CHALLENGE:
Pictures are not part of the copy; repeat everything else in the records exactly.
··· RECORDS FOR THE EXERCISE ···
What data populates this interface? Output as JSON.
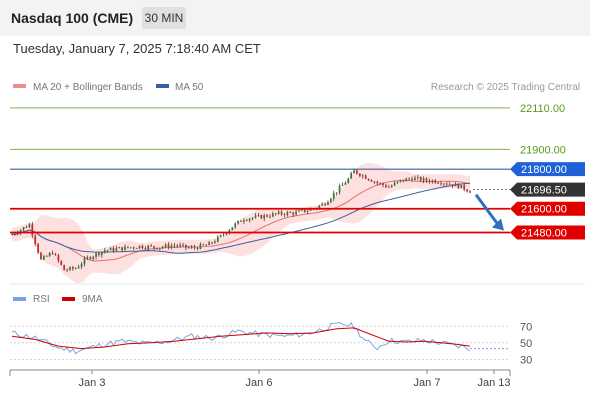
{
  "header": {
    "title": "Nasdaq 100 (CME)",
    "timeframe": "30 MIN",
    "datetime": "Tuesday, January 7, 2025 7:18:40 AM CET"
  },
  "legend": {
    "items": [
      {
        "label": "MA 20 + Bollinger Bands",
        "color": "#f08c8c"
      },
      {
        "label": "MA 50",
        "color": "#3a5fa0"
      }
    ],
    "credit": "Research © 2025 Trading Central"
  },
  "colors": {
    "up_candle": "#2e7d32",
    "down_candle": "#c62828",
    "bollinger_band": "#fcd5d5",
    "ma20": "#e57373",
    "ma50": "#3a5fa0",
    "target_line": "#7cb342",
    "resistance_line": "#3a5fa0",
    "support_line": "#e00000",
    "arrow": "#2f6fc0",
    "rsi": "#7aa4e0",
    "rsi_ma": "#d00000"
  },
  "chart_data": [
    {
      "type": "candlestick",
      "y_axis_position": "right",
      "ylim": [
        21260,
        22170
      ],
      "x_axis_ticks": [
        "Jan 3",
        "Jan 6",
        "Jan 7",
        "Jan 13"
      ],
      "series": [
        {
          "name": "MA 20 + Bollinger Bands",
          "type": "line+band"
        },
        {
          "name": "MA 50",
          "type": "line"
        }
      ],
      "price_levels": [
        {
          "label": "22110.00",
          "value": 22110,
          "kind": "target",
          "label_style": "text",
          "color": "#5a9a1a"
        },
        {
          "label": "21900.00",
          "value": 21900,
          "kind": "target",
          "label_style": "text",
          "color": "#5a9a1a"
        },
        {
          "label": "21800.00",
          "value": 21800,
          "kind": "resistance",
          "label_style": "tag",
          "color": "#1f62d8"
        },
        {
          "label": "21696.50",
          "value": 21696.5,
          "kind": "last",
          "label_style": "tag",
          "color": "#333333"
        },
        {
          "label": "21600.00",
          "value": 21600,
          "kind": "support",
          "label_style": "tag",
          "color": "#e00000"
        },
        {
          "label": "21480.00",
          "value": 21480,
          "kind": "support",
          "label_style": "tag",
          "color": "#e00000"
        }
      ],
      "price_path": [
        [
          0,
          21470
        ],
        [
          6,
          21520
        ],
        [
          10,
          21340
        ],
        [
          14,
          21380
        ],
        [
          18,
          21290
        ],
        [
          22,
          21300
        ],
        [
          26,
          21350
        ],
        [
          32,
          21390
        ],
        [
          38,
          21400
        ],
        [
          44,
          21410
        ],
        [
          50,
          21405
        ],
        [
          56,
          21415
        ],
        [
          62,
          21400
        ],
        [
          68,
          21420
        ],
        [
          72,
          21460
        ],
        [
          76,
          21510
        ],
        [
          80,
          21550
        ],
        [
          86,
          21560
        ],
        [
          92,
          21575
        ],
        [
          98,
          21580
        ],
        [
          104,
          21600
        ],
        [
          108,
          21630
        ],
        [
          112,
          21690
        ],
        [
          116,
          21750
        ],
        [
          118,
          21790
        ],
        [
          122,
          21760
        ],
        [
          126,
          21730
        ],
        [
          130,
          21710
        ],
        [
          134,
          21740
        ],
        [
          138,
          21755
        ],
        [
          142,
          21745
        ],
        [
          146,
          21740
        ],
        [
          150,
          21730
        ],
        [
          154,
          21715
        ],
        [
          158,
          21690
        ]
      ]
    },
    {
      "type": "line",
      "series": [
        {
          "name": "RSI"
        },
        {
          "name": "9MA"
        }
      ],
      "ylim": [
        22,
        80
      ],
      "y_ticks": [
        70,
        50,
        30
      ],
      "rsi_path": [
        [
          0,
          62
        ],
        [
          8,
          56
        ],
        [
          16,
          44
        ],
        [
          22,
          40
        ],
        [
          30,
          47
        ],
        [
          38,
          52
        ],
        [
          46,
          49
        ],
        [
          54,
          52
        ],
        [
          62,
          58
        ],
        [
          70,
          56
        ],
        [
          78,
          64
        ],
        [
          86,
          60
        ],
        [
          94,
          58
        ],
        [
          102,
          61
        ],
        [
          110,
          70
        ],
        [
          114,
          73
        ],
        [
          118,
          70
        ],
        [
          122,
          52
        ],
        [
          126,
          44
        ],
        [
          130,
          53
        ],
        [
          136,
          51
        ],
        [
          142,
          53
        ],
        [
          148,
          50
        ],
        [
          154,
          46
        ],
        [
          158,
          43
        ]
      ],
      "rsi_ma_path": [
        [
          0,
          58
        ],
        [
          8,
          54
        ],
        [
          16,
          46
        ],
        [
          24,
          43
        ],
        [
          32,
          45
        ],
        [
          40,
          49
        ],
        [
          48,
          50
        ],
        [
          56,
          52
        ],
        [
          64,
          55
        ],
        [
          72,
          58
        ],
        [
          80,
          60
        ],
        [
          88,
          62
        ],
        [
          96,
          61
        ],
        [
          104,
          62
        ],
        [
          112,
          67
        ],
        [
          118,
          68
        ],
        [
          124,
          60
        ],
        [
          130,
          52
        ],
        [
          136,
          51
        ],
        [
          142,
          52
        ],
        [
          148,
          50
        ],
        [
          154,
          48
        ],
        [
          158,
          46
        ]
      ],
      "rsi_projection": 43
    }
  ]
}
···
PROBLEM SOLUTION:
What data populates this interface? Output as JSON.
{
  "header": {
    "title": "Nasdaq 100 (CME)",
    "timeframe": "30 MIN",
    "datetime": "Tuesday, January 7, 2025 7:18:40 AM CET"
  },
  "legend": {
    "items": [
      {
        "label": "MA 20 + Bollinger Bands",
        "color": "#f08c8c"
      },
      {
        "label": "MA 50",
        "color": "#3a5fa0"
      }
    ],
    "credit": "Research © 2025 Trading Central"
  },
  "colors": {
    "up_candle": "#2e7d32",
    "down_candle": "#c62828",
    "bollinger_band": "#fcd5d5",
    "ma20": "#e57373",
    "ma50": "#3a5fa0",
    "target_line": "#7cb342",
    "resistance_line": "#3a5fa0",
    "support_line": "#e00000",
    "arrow": "#2f6fc0",
    "rsi": "#7aa4e0",
    "rsi_ma": "#d00000"
  },
  "chart_data": [
    {
      "type": "candlestick",
      "y_axis_position": "right",
      "ylim": [
        21260,
        22170
      ],
      "x_axis_ticks": [
        "Jan 3",
        "Jan 6",
        "Jan 7",
        "Jan 13"
      ],
      "series": [
        {
          "name": "MA 20 + Bollinger Bands",
          "type": "line+band"
        },
        {
          "name": "MA 50",
          "type": "line"
        }
      ],
      "price_levels": [
        {
          "label": "22110.00",
          "value": 22110,
          "kind": "target",
          "label_style": "text",
          "color": "#5a9a1a"
        },
        {
          "label": "21900.00",
          "value": 21900,
          "kind": "target",
          "label_style": "text",
          "color": "#5a9a1a"
        },
        {
          "label": "21800.00",
          "value": 21800,
          "kind": "resistance",
          "label_style": "tag",
          "color": "#1f62d8"
        },
        {
          "label": "21696.50",
          "value": 21696.5,
          "kind": "last",
          "label_style": "tag",
          "color": "#333333"
        },
        {
          "label": "21600.00",
          "value": 21600,
          "kind": "support",
          "label_style": "tag",
          "color": "#e00000"
        },
        {
          "label": "21480.00",
          "value": 21480,
          "kind": "support",
          "label_style": "tag",
          "color": "#e00000"
        }
      ],
      "price_path": [
        [
          0,
          21470
        ],
        [
          6,
          21520
        ],
        [
          10,
          21340
        ],
        [
          14,
          21380
        ],
        [
          18,
          21290
        ],
        [
          22,
          21300
        ],
        [
          26,
          21350
        ],
        [
          32,
          21390
        ],
        [
          38,
          21400
        ],
        [
          44,
          21410
        ],
        [
          50,
          21405
        ],
        [
          56,
          21415
        ],
        [
          62,
          21400
        ],
        [
          68,
          21420
        ],
        [
          72,
          21460
        ],
        [
          76,
          21510
        ],
        [
          80,
          21550
        ],
        [
          86,
          21560
        ],
        [
          92,
          21575
        ],
        [
          98,
          21580
        ],
        [
          104,
          21600
        ],
        [
          108,
          21630
        ],
        [
          112,
          21690
        ],
        [
          116,
          21750
        ],
        [
          118,
          21790
        ],
        [
          122,
          21760
        ],
        [
          126,
          21730
        ],
        [
          130,
          21710
        ],
        [
          134,
          21740
        ],
        [
          138,
          21755
        ],
        [
          142,
          21745
        ],
        [
          146,
          21740
        ],
        [
          150,
          21730
        ],
        [
          154,
          21715
        ],
        [
          158,
          21690
        ]
      ]
    },
    {
      "type": "line",
      "series": [
        {
          "name": "RSI"
        },
        {
          "name": "9MA"
        }
      ],
      "ylim": [
        22,
        80
      ],
      "y_ticks": [
        70,
        50,
        30
      ],
      "rsi_path": [
        [
          0,
          62
        ],
        [
          8,
          56
        ],
        [
          16,
          44
        ],
        [
          22,
          40
        ],
        [
          30,
          47
        ],
        [
          38,
          52
        ],
        [
          46,
          49
        ],
        [
          54,
          52
        ],
        [
          62,
          58
        ],
        [
          70,
          56
        ],
        [
          78,
          64
        ],
        [
          86,
          60
        ],
        [
          94,
          58
        ],
        [
          102,
          61
        ],
        [
          110,
          70
        ],
        [
          114,
          73
        ],
        [
          118,
          70
        ],
        [
          122,
          52
        ],
        [
          126,
          44
        ],
        [
          130,
          53
        ],
        [
          136,
          51
        ],
        [
          142,
          53
        ],
        [
          148,
          50
        ],
        [
          154,
          46
        ],
        [
          158,
          43
        ]
      ],
      "rsi_ma_path": [
        [
          0,
          58
        ],
        [
          8,
          54
        ],
        [
          16,
          46
        ],
        [
          24,
          43
        ],
        [
          32,
          45
        ],
        [
          40,
          49
        ],
        [
          48,
          50
        ],
        [
          56,
          52
        ],
        [
          64,
          55
        ],
        [
          72,
          58
        ],
        [
          80,
          60
        ],
        [
          88,
          62
        ],
        [
          96,
          61
        ],
        [
          104,
          62
        ],
        [
          112,
          67
        ],
        [
          118,
          68
        ],
        [
          124,
          60
        ],
        [
          130,
          52
        ],
        [
          136,
          51
        ],
        [
          142,
          52
        ],
        [
          148,
          50
        ],
        [
          154,
          48
        ],
        [
          158,
          46
        ]
      ],
      "rsi_projection": 43
    }
  ]
}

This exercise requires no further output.